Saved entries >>
--

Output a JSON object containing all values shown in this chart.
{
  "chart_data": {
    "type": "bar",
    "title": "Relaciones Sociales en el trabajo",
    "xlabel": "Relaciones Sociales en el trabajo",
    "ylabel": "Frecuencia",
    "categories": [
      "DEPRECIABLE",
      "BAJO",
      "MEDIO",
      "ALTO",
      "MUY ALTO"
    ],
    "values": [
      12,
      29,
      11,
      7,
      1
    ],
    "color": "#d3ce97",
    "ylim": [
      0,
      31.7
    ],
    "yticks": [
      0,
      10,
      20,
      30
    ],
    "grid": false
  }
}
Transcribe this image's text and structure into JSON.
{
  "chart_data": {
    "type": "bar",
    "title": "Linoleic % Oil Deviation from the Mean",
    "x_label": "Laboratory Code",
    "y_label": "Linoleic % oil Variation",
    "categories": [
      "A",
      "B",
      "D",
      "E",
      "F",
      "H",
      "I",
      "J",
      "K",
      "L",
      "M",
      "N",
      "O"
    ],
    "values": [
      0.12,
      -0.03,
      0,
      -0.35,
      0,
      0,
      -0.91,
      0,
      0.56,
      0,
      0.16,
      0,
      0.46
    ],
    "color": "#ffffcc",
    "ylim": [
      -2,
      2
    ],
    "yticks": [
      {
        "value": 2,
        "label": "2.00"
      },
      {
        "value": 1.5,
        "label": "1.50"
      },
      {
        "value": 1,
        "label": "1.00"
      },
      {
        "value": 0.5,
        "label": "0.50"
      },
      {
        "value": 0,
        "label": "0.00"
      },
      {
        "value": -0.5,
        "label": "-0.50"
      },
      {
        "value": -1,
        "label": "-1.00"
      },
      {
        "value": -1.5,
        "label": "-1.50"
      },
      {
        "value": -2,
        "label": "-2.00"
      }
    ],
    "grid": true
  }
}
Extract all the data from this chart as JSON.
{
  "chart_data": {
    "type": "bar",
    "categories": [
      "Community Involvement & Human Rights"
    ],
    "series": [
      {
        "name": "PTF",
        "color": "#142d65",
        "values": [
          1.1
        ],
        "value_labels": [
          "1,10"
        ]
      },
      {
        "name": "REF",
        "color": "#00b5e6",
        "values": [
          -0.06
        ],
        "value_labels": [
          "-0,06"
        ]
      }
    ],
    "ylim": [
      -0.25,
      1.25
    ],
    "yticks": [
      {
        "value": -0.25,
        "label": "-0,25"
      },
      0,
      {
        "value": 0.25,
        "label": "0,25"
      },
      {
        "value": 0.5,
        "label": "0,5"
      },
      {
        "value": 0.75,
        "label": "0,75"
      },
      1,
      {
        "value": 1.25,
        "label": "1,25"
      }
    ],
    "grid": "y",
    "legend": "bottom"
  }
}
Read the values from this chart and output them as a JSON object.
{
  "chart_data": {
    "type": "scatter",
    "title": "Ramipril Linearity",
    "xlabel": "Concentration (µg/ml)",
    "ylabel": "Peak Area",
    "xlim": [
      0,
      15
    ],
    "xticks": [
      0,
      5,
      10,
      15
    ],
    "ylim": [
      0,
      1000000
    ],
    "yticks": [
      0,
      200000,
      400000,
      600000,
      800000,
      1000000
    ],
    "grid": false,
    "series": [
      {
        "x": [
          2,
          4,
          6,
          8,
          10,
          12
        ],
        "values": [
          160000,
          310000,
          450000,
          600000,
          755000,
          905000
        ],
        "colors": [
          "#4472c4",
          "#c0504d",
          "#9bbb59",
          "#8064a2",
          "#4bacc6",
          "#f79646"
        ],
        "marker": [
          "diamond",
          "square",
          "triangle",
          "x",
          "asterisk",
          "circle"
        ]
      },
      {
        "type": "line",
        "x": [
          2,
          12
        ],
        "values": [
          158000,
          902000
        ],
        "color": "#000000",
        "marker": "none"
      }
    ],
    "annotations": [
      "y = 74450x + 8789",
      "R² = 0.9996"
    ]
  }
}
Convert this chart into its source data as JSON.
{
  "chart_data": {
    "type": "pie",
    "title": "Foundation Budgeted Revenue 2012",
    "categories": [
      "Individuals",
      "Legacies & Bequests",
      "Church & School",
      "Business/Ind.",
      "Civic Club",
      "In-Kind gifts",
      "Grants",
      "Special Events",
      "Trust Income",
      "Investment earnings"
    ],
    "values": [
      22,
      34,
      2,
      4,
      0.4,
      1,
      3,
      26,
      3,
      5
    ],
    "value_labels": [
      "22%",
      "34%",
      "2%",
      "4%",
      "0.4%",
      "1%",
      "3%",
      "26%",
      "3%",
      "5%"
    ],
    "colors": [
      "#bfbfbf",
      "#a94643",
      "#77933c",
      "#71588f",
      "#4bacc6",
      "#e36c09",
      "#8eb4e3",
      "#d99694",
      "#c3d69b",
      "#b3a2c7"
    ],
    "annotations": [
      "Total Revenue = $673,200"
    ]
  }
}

--

WORK TO DO >> Counting only lines of the data above that hold "grid", report the total and nothing else.

THE REPLY >> 4